What is needed>
Search the data for the word "JSON" and copy every line where it occurs.
#### Provided material
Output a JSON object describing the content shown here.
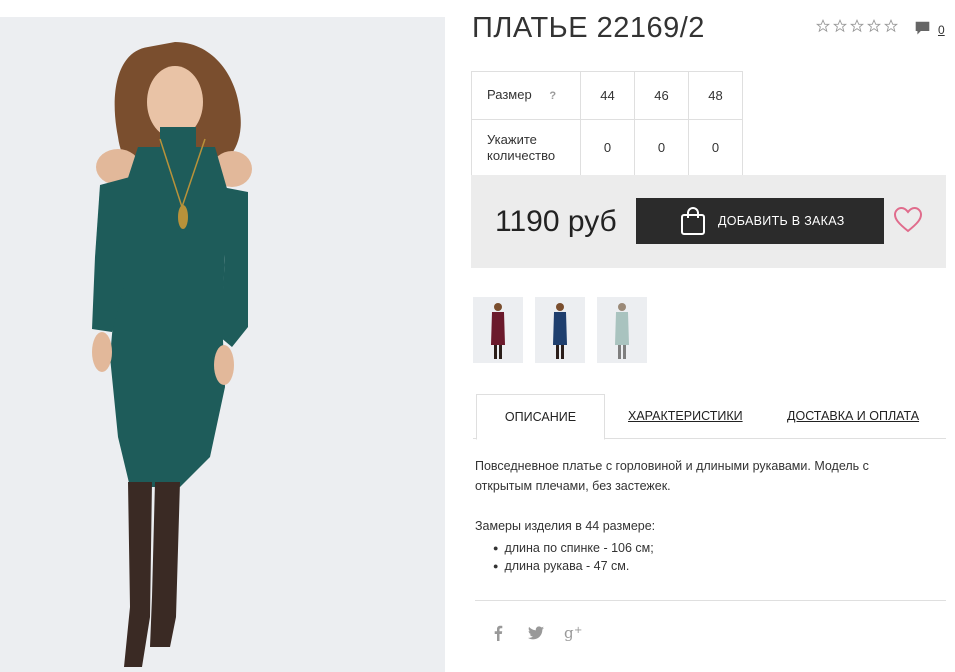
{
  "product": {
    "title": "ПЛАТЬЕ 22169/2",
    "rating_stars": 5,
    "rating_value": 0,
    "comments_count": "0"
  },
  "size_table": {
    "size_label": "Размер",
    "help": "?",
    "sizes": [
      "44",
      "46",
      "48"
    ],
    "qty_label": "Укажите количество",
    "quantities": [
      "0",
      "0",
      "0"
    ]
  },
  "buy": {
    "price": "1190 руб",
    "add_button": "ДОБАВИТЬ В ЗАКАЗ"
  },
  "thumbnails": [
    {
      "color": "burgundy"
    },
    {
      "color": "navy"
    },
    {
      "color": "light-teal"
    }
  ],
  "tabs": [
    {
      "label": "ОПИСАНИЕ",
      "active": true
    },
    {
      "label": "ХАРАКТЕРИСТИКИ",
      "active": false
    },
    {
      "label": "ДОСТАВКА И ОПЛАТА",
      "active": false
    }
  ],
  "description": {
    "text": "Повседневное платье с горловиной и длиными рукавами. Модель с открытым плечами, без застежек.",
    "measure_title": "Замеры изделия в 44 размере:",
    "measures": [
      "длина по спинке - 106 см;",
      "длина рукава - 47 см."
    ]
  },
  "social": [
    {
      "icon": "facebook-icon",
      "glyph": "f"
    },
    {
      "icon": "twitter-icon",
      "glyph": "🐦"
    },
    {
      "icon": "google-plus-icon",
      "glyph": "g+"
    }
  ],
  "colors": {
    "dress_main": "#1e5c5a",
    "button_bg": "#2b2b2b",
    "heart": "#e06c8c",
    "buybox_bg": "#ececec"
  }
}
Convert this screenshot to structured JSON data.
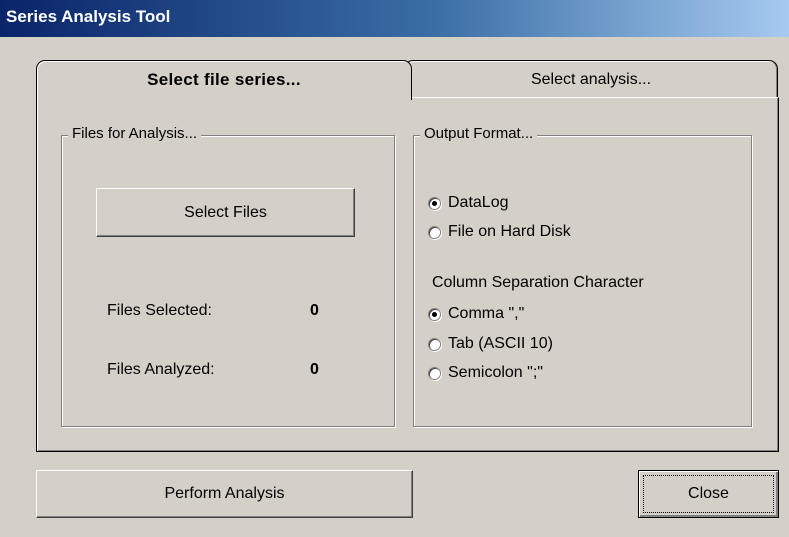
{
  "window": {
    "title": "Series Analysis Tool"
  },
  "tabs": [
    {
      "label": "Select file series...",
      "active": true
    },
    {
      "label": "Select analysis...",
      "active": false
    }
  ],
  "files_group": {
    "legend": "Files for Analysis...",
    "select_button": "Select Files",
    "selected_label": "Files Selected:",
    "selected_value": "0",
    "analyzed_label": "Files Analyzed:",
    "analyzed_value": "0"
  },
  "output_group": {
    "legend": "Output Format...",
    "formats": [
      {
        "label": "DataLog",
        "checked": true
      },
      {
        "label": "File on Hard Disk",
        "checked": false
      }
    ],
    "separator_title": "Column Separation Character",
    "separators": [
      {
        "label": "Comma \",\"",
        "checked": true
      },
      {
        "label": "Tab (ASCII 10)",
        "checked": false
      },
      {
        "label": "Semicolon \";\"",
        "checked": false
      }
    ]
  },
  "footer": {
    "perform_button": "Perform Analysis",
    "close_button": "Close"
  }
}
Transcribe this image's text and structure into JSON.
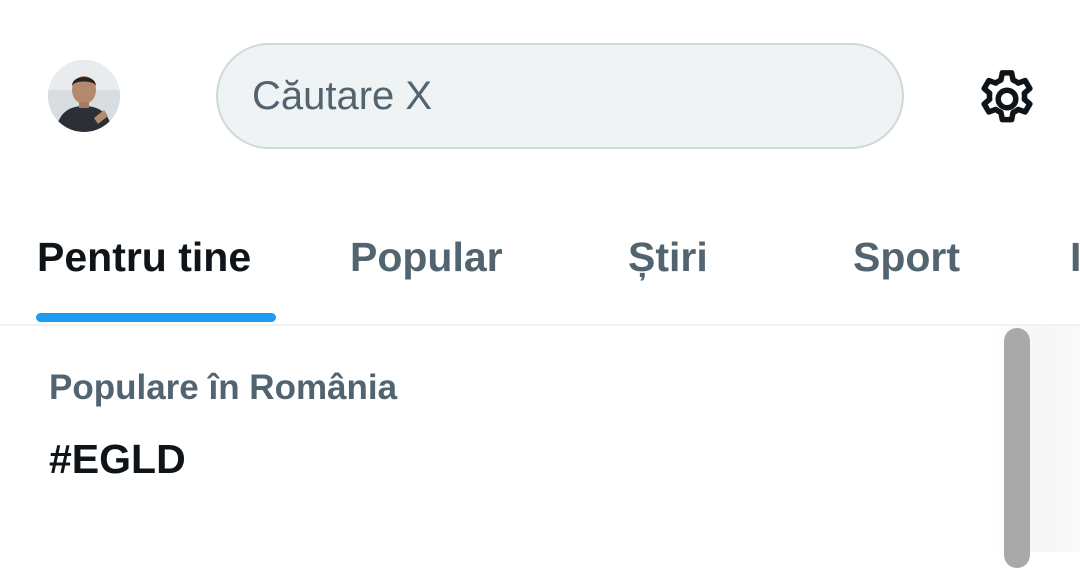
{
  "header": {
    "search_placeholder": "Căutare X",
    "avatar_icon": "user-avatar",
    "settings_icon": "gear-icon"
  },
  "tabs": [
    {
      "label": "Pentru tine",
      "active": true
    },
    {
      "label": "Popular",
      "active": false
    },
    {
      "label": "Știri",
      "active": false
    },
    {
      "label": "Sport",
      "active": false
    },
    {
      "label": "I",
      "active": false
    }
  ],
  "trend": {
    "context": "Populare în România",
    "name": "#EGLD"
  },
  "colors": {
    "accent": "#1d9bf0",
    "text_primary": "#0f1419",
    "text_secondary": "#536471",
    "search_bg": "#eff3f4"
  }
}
########
#### Provided material
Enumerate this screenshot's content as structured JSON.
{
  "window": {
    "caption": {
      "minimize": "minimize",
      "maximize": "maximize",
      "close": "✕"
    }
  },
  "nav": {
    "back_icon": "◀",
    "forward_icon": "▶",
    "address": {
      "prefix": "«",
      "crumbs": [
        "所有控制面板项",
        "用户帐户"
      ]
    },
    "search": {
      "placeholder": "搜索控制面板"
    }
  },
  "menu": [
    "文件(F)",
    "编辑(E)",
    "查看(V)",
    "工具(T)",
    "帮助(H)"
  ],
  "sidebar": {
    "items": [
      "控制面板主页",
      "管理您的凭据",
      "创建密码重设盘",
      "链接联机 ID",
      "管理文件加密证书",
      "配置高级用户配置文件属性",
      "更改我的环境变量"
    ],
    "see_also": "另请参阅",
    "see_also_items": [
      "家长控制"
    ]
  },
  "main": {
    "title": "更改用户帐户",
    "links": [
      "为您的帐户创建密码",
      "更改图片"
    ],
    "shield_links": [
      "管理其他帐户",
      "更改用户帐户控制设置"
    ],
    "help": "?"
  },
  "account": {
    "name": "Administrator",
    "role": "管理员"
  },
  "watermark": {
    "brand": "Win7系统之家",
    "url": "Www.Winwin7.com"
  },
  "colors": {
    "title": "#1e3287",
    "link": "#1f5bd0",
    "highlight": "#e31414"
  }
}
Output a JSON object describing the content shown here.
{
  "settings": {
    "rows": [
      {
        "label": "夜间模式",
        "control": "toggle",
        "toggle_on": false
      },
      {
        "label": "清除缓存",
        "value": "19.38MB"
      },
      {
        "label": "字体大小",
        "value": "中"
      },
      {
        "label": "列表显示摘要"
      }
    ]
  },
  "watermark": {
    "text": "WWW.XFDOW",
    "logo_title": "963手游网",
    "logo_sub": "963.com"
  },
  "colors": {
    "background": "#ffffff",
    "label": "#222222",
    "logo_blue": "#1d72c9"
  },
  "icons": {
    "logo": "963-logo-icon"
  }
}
########
#### Provided material
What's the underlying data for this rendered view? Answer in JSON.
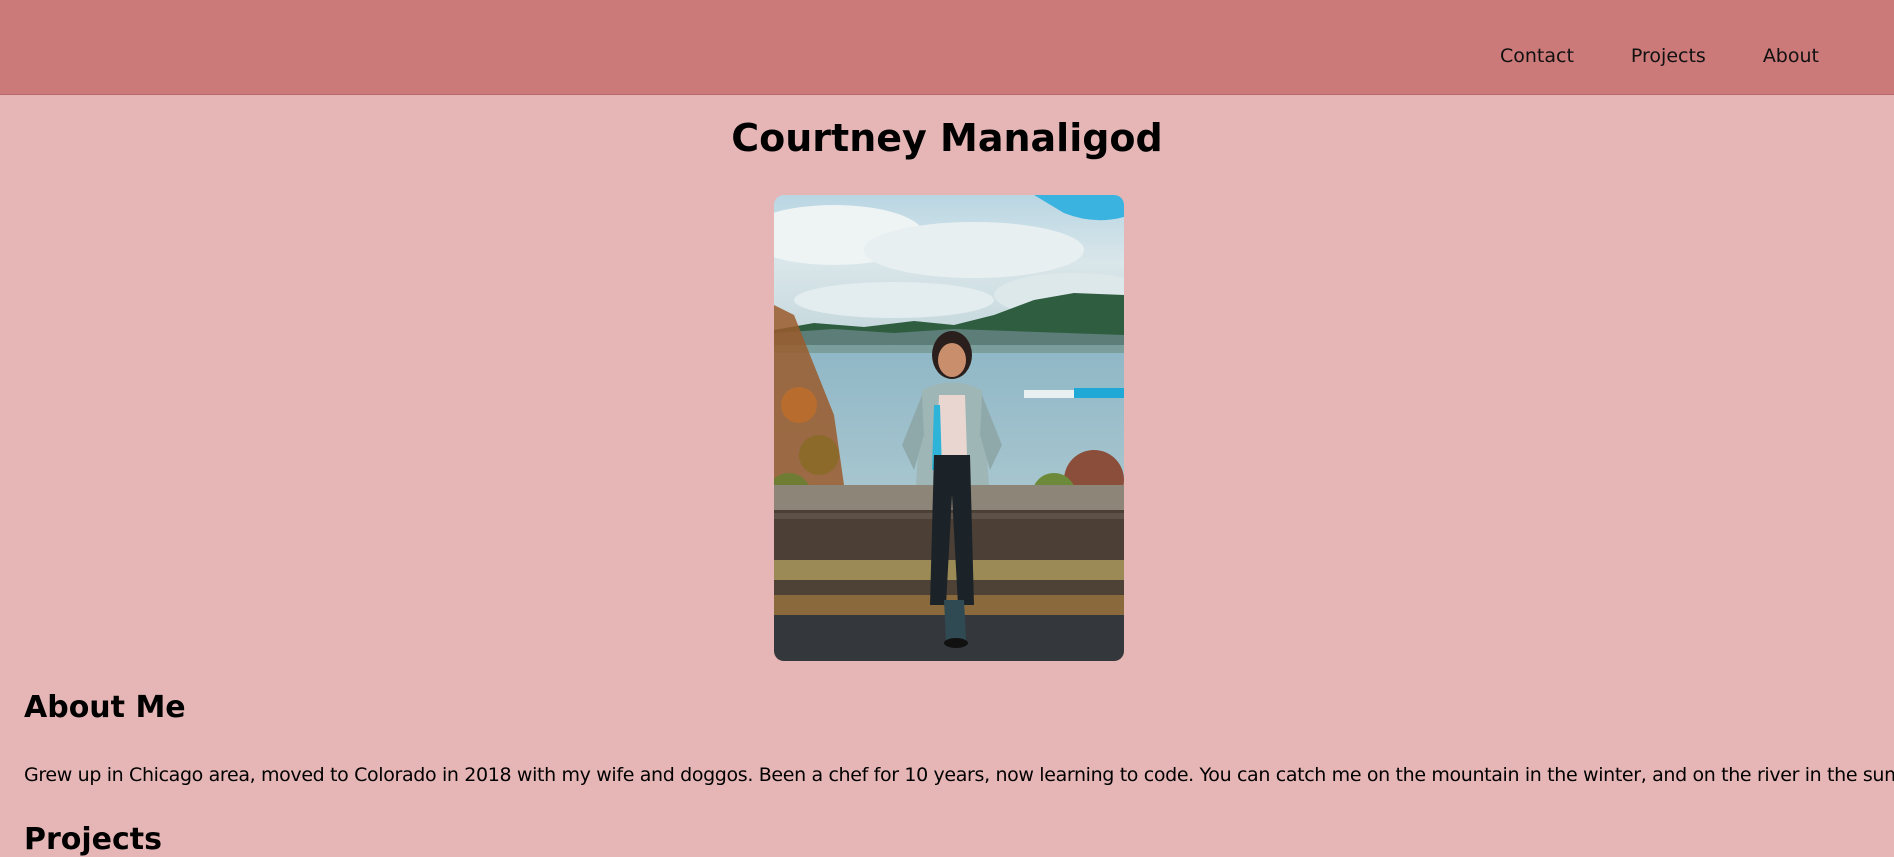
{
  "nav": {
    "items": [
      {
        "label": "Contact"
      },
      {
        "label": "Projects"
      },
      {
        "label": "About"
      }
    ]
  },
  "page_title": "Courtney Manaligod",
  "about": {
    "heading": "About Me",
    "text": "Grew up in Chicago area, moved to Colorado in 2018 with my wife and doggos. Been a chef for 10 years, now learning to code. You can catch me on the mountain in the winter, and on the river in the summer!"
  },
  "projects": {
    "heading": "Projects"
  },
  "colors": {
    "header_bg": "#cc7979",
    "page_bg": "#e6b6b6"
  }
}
########
Final result>
Output a JSON object describing the content shown here.
Convert this screenshot to structured JSON data.
Transcribe this image's text and structure into JSON.
Enumerate this screenshot's content as structured JSON.
Output a JSON object describing the content shown here.
What's the underlying data for this rendered view? Answer in JSON.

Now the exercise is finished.